◆ **Aim of the exercise**
Isolate every line in the data with the string "description" and copy it.

◆ **Information shown**
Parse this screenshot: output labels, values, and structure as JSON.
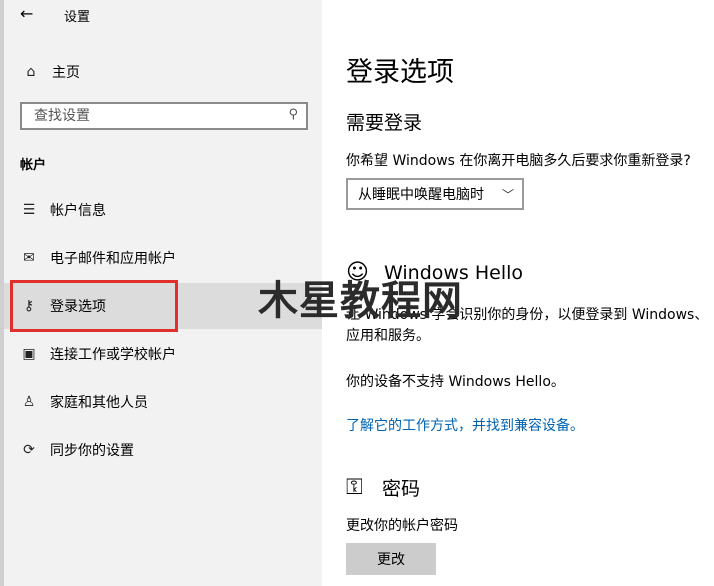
{
  "window": {
    "title": "设置",
    "back_icon": "←"
  },
  "sidebar": {
    "home": {
      "icon": "⌂",
      "label": "主页"
    },
    "search": {
      "placeholder": "查找设置",
      "icon": "⚲"
    },
    "section_title": "帐户",
    "items": [
      {
        "icon": "☰",
        "label": "帐户信息"
      },
      {
        "icon": "✉",
        "label": "电子邮件和应用帐户"
      },
      {
        "icon": "⚷",
        "label": "登录选项",
        "selected": true
      },
      {
        "icon": "▣",
        "label": "连接工作或学校帐户"
      },
      {
        "icon": "♙",
        "label": "家庭和其他人员"
      },
      {
        "icon": "⟳",
        "label": "同步你的设置"
      }
    ],
    "selection_highlight_color": "#e0302e"
  },
  "main": {
    "title": "登录选项",
    "require_signin": {
      "heading": "需要登录",
      "question": "你希望 Windows 在你离开电脑多久后要求你重新登录?",
      "dropdown_value": "从睡眠中唤醒电脑时"
    },
    "hello": {
      "icon": "☺",
      "heading": "Windows Hello",
      "description": "让 Windows 学会识别你的身份，以便登录到 Windows、应用和服务。",
      "not_supported": "你的设备不支持 Windows Hello。",
      "link": "了解它的工作方式，并找到兼容设备。"
    },
    "password": {
      "icon": "⚿",
      "heading": "密码",
      "description": "更改你的帐户密码",
      "button": "更改"
    }
  },
  "watermark": "木星教程网",
  "colors": {
    "link": "#0063b1",
    "sidebar_bg": "#f2f2f2",
    "selected_bg": "#dcdcdc",
    "button_bg": "#cccccc"
  }
}
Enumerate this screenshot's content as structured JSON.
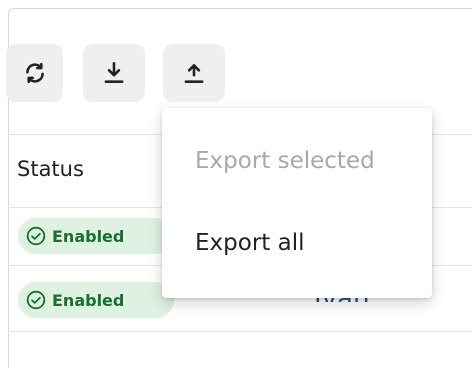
{
  "toolbar": {
    "refresh_icon": "refresh-icon",
    "download_icon": "download-icon",
    "upload_icon": "upload-icon"
  },
  "table": {
    "columns": {
      "status": "Status"
    },
    "rows": [
      {
        "status": "Enabled",
        "name": ""
      },
      {
        "status": "Enabled",
        "name": "Ivan"
      }
    ]
  },
  "export_menu": {
    "items": [
      {
        "label": "Export selected",
        "disabled": true
      },
      {
        "label": "Export all",
        "disabled": false
      }
    ]
  },
  "colors": {
    "status_enabled_bg": "#dff1e3",
    "status_enabled_text": "#1a6f2b",
    "link": "#2b4a8a",
    "toolbar_button_bg": "#efefef"
  }
}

◆ **Solution to this task**
      "description": "让 Windows 学会识别你的身份，以便登录到 Windows、应用和服务。",
      "description": "更改你的帐户密码",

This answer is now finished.